> PROBLEM DETAILS
Copy out the entries exactly, from the first line to the last.

◇ ◇ ◇ ◇ ◇ ◇ ◇

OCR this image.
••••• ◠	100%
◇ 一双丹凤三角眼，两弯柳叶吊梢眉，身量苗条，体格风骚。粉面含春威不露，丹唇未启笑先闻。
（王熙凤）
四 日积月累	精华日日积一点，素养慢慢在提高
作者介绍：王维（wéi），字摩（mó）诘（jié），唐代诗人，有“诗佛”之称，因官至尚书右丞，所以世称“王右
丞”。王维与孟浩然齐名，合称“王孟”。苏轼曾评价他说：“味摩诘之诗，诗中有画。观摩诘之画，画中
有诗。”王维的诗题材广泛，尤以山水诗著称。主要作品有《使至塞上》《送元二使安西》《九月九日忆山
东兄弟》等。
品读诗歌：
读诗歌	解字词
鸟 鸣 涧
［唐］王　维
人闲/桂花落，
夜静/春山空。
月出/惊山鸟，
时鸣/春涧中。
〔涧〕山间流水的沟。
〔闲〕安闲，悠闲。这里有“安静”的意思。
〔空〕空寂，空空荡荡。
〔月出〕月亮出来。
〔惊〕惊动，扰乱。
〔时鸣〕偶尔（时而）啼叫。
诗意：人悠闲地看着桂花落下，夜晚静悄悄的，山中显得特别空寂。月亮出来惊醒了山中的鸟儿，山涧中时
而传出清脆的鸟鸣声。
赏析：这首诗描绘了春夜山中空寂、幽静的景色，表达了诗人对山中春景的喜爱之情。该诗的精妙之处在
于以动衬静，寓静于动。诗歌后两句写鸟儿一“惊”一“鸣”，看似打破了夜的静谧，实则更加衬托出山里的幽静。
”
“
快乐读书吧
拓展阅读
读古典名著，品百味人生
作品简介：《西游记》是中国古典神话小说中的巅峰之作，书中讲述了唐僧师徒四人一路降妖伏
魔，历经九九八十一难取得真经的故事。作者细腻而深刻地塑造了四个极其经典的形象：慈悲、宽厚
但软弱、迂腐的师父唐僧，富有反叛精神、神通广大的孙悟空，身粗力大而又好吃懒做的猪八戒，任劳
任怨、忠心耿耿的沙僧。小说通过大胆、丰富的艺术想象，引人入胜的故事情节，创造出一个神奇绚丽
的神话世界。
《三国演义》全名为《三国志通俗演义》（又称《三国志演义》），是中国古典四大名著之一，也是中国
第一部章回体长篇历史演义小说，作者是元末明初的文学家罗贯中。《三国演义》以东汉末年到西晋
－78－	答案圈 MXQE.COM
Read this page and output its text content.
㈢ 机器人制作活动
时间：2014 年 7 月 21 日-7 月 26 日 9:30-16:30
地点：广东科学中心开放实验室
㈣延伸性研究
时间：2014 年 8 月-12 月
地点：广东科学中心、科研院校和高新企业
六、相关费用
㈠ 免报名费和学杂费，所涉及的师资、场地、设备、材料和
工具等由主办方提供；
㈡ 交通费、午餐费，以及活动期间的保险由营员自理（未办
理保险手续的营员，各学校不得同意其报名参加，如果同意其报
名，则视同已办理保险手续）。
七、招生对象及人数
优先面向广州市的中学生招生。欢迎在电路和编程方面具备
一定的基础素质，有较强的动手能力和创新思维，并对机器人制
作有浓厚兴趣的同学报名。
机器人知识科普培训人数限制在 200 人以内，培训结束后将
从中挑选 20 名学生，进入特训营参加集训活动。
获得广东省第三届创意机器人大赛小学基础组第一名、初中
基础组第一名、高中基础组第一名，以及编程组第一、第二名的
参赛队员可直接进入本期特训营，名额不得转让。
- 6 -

◇ ◇ ◇ ◇ ◇ ◇ ◇

> CORRECT RESULT
OCR this image.
••••• ◠	100%
◇ 一双丹凤三角眼，两弯柳叶吊梢眉，身量苗条，体格风骚。粉面含春威不露，丹唇未启笑先闻。
（王熙凤）
四 日积月累	精华日日积一点，素养慢慢在提高
作者介绍：王维（wéi），字摩（mó）诘（jié），唐代诗人，有“诗佛”之称，因官至尚书右丞，所以世称“王右
丞”。王维与孟浩然齐名，合称“王孟”。苏轼曾评价他说：“味摩诘之诗，诗中有画。观摩诘之画，画中
有诗。”王维的诗题材广泛，尤以山水诗著称。主要作品有《使至塞上》《送元二使安西》《九月九日忆山
东兄弟》等。
品读诗歌：
读诗歌	解字词
鸟 鸣 涧
［唐］王　维
人闲/桂花落，
夜静/春山空。
月出/惊山鸟，
时鸣/春涧中。
〔涧〕山间流水的沟。
〔闲〕安闲，悠闲。这里有“安静”的意思。
〔空〕空寂，空空荡荡。
〔月出〕月亮出来。
〔惊〕惊动，扰乱。
〔时鸣〕偶尔（时而）啼叫。
诗意：人悠闲地看着桂花落下，夜晚静悄悄的，山中显得特别空寂。月亮出来惊醒了山中的鸟儿，山涧中时
而传出清脆的鸟鸣声。
赏析：这首诗描绘了春夜山中空寂、幽静的景色，表达了诗人对山中春景的喜爱之情。该诗的精妙之处在
于以动衬静，寓静于动。诗歌后两句写鸟儿一“惊”一“鸣”，看似打破了夜的静谧，实则更加衬托出山里的幽静。
”
“
快乐读书吧
拓展阅读
读古典名著，品百味人生
作品简介：《西游记》是中国古典神话小说中的巅峰之作，书中讲述了唐僧师徒四人一路降妖伏
魔，历经九九八十一难取得真经的故事。作者细腻而深刻地塑造了四个极其经典的形象：慈悲、宽厚
但软弱、迂腐的师父唐僧，富有反叛精神、神通广大的孙悟空，身粗力大而又好吃懒做的猪八戒，任劳
任怨、忠心耿耿的沙僧。小说通过大胆、丰富的艺术想象，引人入胜的故事情节，创造出一个神奇绚丽
的神话世界。
《三国演义》全名为《三国志通俗演义》（又称《三国志演义》），是中国古典四大名著之一，也是中国
第一部章回体长篇历史演义小说，作者是元末明初的文学家罗贯中。《三国演义》以东汉末年到西晋
－78－	答案圈 MXQE.COM
Read this page and output its text content.
㈢ 机器人制作活动
时间：2014 年 7 月 21 日-7 月 26 日 9:30-16:30
地点：广东科学中心开放实验室
㈣延伸性研究
时间：2014 年 8 月-12 月
地点：广东科学中心、科研院校和高新企业
六、相关费用
㈠ 免报名费和学杂费，所涉及的师资、场地、设备、材料和
工具等由主办方提供；
㈡ 交通费、午餐费，以及活动期间的保险由营员自理（未办
理保险手续的营员，各学校不得同意其报名参加，如果同意其报
名，则视同已办理保险手续）。
七、招生对象及人数
优先面向广州市的中学生招生。欢迎在电路和编程方面具备
一定的基础素质，有较强的动手能力和创新思维，并对机器人制
作有浓厚兴趣的同学报名。
机器人知识科普培训人数限制在 200 人以内，培训结束后将
从中挑选 20 名学生，进入特训营参加集训活动。
获得广东省第三届创意机器人大赛小学基础组第一名、初中
基础组第一名、高中基础组第一名，以及编程组第一、第二名的
参赛队员可直接进入本期特训营，名额不得转让。
- 6 -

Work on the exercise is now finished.